*** Text section

Visible to the public Forecasting Cyberattacks as Time Series with Different Aggregation Granularity

TitleForecasting Cyberattacks as Time Series with Different Aggregation Granularity
Publication TypeConference Paper
Year of Publication2018
AuthorsWerner, Gordon, Okutan, Ahmet, Yang, Shanchieh, McConky, Katie
Conference Name2018 IEEE International Symposium on Technologies for Homeland Security (HST)
ISBN Number978-1-5386-3443-1
Keywordsaggregation granularity, ARIMA, auto-regressive integrated moving average models, autoregressive moving average processes, Bayesian networks, belief networks, binary occurrence metrics, Computer crime, computer network security, Correlation, cyber attack occurrences, cyber defense, Forecasting, incident count forecasting, intrusion detection methods, malicious activity, Malicious Traffic, Malware, Metrics, potential external factors, Predictive models, predictive security metrics, pubcrawl, security, target configuration, time series, Time series analysis, time series construction, Uniform resource locators
Abstract

Cyber defense can no longer be limited to intrusion detection methods. These systems require malicious activity to enter an internal network before an attack can be detected. Having advanced, predictive knowledge of future attacks allow a potential victim to heighten security and possibly prevent any malicious traffic from breaching the network. This paper investigates the use of Auto-Regressive Integrated Moving Average (ARIMA) models and Bayesian Networks (BN) to predict future cyber attack occurrences and intensities against two target entities. In addition to incident count forecasting, categorical and binary occurrence metrics are proposed to better represent volume forecasts to a victim. Different measurement periods are used in time series construction to better model the temporal patterns unique to each attack type and target configuration, seeing over 86% improvement over baseline forecasts. Using ground truth aggregated over different measurement periods as signals, a BN is trained and tested for each attack type and the obtained results provided further evidence to support the findings from ARIMA. This work highlights the complexity of cyber attack occurrences; each subset has unique characteristics and is influenced by a number of potential external factors.

******
*** Study material

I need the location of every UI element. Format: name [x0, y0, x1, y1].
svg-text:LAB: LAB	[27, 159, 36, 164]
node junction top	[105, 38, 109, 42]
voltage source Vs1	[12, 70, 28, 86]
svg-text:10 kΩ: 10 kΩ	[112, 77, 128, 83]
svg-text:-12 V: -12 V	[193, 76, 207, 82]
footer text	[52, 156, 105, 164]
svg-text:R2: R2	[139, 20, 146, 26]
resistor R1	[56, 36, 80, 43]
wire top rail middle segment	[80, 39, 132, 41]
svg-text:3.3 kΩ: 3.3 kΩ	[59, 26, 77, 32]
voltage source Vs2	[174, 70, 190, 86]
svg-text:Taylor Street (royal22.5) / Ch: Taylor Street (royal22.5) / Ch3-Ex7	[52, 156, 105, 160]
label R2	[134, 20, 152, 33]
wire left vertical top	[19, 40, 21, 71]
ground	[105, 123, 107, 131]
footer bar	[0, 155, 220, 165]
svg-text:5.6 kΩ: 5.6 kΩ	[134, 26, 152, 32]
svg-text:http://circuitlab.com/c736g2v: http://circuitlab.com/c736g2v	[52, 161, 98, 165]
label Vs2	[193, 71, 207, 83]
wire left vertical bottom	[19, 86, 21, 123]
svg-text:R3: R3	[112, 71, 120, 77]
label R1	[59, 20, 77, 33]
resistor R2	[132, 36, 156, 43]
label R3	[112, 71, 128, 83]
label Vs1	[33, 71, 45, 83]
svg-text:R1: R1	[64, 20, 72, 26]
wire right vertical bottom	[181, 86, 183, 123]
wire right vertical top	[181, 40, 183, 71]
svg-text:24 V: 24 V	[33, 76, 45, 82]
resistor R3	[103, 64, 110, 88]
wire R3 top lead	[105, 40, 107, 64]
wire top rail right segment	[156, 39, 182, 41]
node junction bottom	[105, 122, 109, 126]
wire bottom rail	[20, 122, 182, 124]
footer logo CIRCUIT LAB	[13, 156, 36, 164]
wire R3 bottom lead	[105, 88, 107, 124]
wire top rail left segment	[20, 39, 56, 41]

******

Tasks and exercises
a. Switch "Homeland Security" to "National Defense" in the cyberattack forecasting text and write that part out again, starting at the words "TitleForecasting Cyberattacks as" and stopping after "Homeland Security (HST)".
b. According to the cyberattack forecasting text, why can cyber defense no longer be limited to intrusion detection methods?

Responses by item number
a.
TitleForecasting Cyberattacks as Time Series with Different Aggregation Granularity
Publication TypeConference Paper
Year of Publication2018
AuthorsWerner, Gordon, Okutan, Ahmet, Yang, Shanchieh, McConky, Katie
Conference Name2018 IEEE International Symposium on Technologies for National Defense (HST)

b. Intrusion detection systems need malicious activity to enter an internal network before an attack can be detected. Advance, predictive knowledge of future attacks would let a potential victim heighten security and possibly keep malicious traffic from breaching the network.